- STATED TASK: In the records that follow, show each line where the word "color" is present.

(Extracted records)
┄┄┄┄┄┄┄┄┄┄

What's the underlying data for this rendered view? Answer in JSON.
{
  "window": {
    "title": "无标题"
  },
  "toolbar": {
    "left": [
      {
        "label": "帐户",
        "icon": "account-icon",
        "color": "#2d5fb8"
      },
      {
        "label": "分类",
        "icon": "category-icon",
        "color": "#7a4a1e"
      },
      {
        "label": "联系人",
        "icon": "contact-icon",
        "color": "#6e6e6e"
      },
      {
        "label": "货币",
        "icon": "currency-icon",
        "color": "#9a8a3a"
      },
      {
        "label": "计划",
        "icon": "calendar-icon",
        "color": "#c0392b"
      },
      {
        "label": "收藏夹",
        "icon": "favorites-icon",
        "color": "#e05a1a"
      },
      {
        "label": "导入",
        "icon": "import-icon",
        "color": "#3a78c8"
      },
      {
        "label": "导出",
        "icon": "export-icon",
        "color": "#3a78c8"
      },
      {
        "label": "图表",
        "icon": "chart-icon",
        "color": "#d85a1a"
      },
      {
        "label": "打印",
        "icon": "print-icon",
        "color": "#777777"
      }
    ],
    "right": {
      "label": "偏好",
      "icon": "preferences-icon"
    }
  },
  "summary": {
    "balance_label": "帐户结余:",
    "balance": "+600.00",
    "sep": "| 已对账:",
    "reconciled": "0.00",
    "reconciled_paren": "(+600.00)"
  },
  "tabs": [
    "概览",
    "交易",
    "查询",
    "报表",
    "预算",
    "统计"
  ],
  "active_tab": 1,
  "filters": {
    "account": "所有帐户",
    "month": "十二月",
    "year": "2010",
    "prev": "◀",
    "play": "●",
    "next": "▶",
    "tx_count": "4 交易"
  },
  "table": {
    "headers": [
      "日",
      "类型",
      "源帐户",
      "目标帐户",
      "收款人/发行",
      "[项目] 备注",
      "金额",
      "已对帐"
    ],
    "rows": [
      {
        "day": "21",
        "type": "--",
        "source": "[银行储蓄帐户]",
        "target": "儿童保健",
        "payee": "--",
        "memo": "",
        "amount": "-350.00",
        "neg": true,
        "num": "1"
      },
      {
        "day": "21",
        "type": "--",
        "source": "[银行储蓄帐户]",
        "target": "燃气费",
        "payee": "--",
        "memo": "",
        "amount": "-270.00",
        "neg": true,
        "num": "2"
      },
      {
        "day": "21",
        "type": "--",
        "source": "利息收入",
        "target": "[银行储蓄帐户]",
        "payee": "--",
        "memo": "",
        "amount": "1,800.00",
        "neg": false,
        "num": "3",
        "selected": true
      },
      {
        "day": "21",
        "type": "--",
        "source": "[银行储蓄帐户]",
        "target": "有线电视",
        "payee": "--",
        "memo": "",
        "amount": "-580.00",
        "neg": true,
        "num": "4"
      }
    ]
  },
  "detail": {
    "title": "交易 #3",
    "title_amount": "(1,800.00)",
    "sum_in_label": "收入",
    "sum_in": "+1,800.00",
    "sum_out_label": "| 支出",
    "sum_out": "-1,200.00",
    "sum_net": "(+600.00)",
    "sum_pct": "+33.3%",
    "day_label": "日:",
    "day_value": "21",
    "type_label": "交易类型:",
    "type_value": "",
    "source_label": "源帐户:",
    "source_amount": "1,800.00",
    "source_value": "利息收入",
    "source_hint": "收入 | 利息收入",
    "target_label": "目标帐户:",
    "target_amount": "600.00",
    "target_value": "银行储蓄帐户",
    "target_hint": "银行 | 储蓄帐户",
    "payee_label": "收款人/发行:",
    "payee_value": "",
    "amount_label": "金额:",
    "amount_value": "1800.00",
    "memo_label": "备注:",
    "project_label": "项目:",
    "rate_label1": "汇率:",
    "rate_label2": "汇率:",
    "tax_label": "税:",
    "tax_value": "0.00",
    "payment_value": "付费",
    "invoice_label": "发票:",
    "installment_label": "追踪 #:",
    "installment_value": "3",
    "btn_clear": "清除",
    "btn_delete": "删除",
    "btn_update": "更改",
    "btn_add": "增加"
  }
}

┄┄┄┄┄┄┄┄┄┄

- THE SOLUTION:
        "color": "#2d5fb8"
        "color": "#7a4a1e"
        "color": "#6e6e6e"
        "color": "#9a8a3a"
        "color": "#c0392b"
        "color": "#e05a1a"
        "color": "#3a78c8"
        "color": "#3a78c8"
        "color": "#d85a1a"
        "color": "#777777"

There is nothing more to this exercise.